JOB →
Write out each line in which the string "moderate" is present.

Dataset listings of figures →
▼

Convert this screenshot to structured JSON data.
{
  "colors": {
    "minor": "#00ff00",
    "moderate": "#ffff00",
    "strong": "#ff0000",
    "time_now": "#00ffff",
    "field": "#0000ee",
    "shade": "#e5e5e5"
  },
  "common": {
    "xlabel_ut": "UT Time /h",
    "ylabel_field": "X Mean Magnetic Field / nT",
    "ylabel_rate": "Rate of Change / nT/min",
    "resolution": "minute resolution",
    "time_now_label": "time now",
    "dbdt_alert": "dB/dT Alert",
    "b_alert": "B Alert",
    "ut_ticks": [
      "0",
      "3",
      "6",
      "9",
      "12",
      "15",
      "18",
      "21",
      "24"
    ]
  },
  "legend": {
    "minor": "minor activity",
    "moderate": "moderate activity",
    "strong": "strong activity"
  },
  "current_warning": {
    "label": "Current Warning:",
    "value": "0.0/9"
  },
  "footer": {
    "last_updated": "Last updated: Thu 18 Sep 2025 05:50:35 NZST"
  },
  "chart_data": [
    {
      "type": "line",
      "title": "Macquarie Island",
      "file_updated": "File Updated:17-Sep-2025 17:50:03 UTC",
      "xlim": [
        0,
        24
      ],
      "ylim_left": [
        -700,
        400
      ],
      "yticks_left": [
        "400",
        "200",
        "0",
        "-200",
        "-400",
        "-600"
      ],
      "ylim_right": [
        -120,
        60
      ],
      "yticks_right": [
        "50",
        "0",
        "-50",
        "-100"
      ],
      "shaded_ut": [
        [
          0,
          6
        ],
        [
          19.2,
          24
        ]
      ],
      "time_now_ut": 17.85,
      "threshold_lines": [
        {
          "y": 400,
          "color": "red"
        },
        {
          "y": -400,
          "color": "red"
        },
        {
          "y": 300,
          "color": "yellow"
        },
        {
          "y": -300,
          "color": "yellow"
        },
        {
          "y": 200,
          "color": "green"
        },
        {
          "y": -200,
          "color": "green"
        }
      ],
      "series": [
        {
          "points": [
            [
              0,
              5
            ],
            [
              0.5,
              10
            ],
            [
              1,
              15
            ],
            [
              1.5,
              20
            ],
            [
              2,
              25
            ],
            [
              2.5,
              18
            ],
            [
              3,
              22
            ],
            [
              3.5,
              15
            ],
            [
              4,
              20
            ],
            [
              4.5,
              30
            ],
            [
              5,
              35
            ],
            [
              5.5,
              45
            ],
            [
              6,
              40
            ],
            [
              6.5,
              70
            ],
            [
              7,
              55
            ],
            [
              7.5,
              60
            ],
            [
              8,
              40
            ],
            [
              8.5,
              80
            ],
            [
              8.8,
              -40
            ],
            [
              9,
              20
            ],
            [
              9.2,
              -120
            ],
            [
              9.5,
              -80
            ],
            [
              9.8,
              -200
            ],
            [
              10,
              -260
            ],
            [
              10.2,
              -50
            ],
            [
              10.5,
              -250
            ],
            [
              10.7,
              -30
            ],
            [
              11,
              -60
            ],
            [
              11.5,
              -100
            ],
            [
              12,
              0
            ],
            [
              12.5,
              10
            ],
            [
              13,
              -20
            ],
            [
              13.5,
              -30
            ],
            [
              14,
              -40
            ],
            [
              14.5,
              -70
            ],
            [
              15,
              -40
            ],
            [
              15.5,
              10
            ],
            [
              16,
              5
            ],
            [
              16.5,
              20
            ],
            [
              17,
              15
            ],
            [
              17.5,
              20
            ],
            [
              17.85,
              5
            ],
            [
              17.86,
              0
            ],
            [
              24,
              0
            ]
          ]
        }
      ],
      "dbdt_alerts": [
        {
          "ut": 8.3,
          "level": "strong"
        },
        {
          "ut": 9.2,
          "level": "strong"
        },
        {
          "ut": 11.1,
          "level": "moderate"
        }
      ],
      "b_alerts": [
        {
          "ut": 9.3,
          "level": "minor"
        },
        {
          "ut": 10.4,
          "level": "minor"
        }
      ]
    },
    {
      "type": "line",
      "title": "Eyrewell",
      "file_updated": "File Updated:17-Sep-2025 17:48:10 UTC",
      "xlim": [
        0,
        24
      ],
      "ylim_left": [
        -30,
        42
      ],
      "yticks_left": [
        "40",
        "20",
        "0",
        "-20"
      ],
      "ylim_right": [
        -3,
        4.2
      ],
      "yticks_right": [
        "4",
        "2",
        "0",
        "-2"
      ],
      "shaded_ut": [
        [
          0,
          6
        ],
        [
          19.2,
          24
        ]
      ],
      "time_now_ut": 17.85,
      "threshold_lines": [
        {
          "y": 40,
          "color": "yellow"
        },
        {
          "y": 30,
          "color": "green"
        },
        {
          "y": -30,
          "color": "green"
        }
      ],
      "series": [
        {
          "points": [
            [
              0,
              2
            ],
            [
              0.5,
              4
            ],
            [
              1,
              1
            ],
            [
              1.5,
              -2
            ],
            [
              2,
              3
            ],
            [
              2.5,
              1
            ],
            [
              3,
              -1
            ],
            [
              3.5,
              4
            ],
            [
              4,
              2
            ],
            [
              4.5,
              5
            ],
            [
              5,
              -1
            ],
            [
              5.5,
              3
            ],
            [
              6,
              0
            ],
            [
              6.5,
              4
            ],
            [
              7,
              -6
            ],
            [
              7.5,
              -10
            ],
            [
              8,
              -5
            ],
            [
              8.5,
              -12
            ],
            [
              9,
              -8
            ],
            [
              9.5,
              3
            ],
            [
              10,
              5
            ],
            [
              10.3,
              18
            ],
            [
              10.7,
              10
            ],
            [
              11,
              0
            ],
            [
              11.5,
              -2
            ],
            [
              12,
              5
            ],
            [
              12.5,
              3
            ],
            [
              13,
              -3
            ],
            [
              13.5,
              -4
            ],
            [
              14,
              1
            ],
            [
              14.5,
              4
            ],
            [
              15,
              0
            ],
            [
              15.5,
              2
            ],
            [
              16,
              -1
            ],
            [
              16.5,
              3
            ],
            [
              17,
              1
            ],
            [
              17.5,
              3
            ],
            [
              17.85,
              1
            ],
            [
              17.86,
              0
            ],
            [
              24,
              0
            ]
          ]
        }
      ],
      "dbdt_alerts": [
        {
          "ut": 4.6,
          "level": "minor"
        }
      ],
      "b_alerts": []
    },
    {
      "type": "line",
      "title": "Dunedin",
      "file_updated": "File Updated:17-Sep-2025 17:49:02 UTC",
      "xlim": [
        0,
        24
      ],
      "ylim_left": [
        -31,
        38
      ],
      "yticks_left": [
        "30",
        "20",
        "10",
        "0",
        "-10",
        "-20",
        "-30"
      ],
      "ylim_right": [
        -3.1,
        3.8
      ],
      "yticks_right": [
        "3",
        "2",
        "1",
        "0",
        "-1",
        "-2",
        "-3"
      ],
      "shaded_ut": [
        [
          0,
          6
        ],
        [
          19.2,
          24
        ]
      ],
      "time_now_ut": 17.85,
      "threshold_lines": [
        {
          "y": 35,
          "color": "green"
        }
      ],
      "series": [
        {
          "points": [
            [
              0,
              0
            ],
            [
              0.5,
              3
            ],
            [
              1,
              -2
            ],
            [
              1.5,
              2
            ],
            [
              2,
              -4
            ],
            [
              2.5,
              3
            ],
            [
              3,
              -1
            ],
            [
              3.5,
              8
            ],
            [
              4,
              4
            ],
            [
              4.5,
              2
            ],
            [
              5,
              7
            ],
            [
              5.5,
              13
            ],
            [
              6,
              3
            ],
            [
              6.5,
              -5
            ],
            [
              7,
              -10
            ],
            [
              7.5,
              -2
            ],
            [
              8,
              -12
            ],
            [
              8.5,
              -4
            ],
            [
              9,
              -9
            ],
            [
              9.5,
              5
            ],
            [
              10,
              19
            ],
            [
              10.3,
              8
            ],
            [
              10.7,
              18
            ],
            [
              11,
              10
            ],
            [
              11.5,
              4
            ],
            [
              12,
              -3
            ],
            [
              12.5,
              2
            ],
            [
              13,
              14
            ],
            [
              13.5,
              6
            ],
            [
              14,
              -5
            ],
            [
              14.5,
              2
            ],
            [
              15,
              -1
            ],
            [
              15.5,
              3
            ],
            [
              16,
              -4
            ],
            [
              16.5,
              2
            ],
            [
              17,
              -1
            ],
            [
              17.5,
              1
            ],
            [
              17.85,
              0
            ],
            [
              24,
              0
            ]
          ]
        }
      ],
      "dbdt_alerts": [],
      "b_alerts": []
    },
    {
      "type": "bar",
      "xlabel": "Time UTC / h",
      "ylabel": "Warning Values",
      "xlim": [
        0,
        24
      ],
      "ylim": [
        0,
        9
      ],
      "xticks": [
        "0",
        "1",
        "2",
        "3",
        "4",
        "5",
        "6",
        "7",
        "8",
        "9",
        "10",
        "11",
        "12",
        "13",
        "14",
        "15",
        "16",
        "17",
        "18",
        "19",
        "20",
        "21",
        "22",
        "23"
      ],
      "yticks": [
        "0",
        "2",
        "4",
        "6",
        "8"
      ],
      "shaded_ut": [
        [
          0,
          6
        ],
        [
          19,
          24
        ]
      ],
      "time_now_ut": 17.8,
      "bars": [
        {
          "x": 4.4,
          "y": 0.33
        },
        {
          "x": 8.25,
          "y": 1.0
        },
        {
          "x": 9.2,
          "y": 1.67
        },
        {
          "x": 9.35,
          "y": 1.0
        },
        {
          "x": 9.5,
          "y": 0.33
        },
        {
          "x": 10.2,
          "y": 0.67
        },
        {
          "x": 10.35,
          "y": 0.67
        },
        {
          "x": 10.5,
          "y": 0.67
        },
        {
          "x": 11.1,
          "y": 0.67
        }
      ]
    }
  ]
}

▲

OUTPUT OF THE TASK →
    "moderate": "#ffff00",
    "moderate": "moderate activity",
          "level": "moderate"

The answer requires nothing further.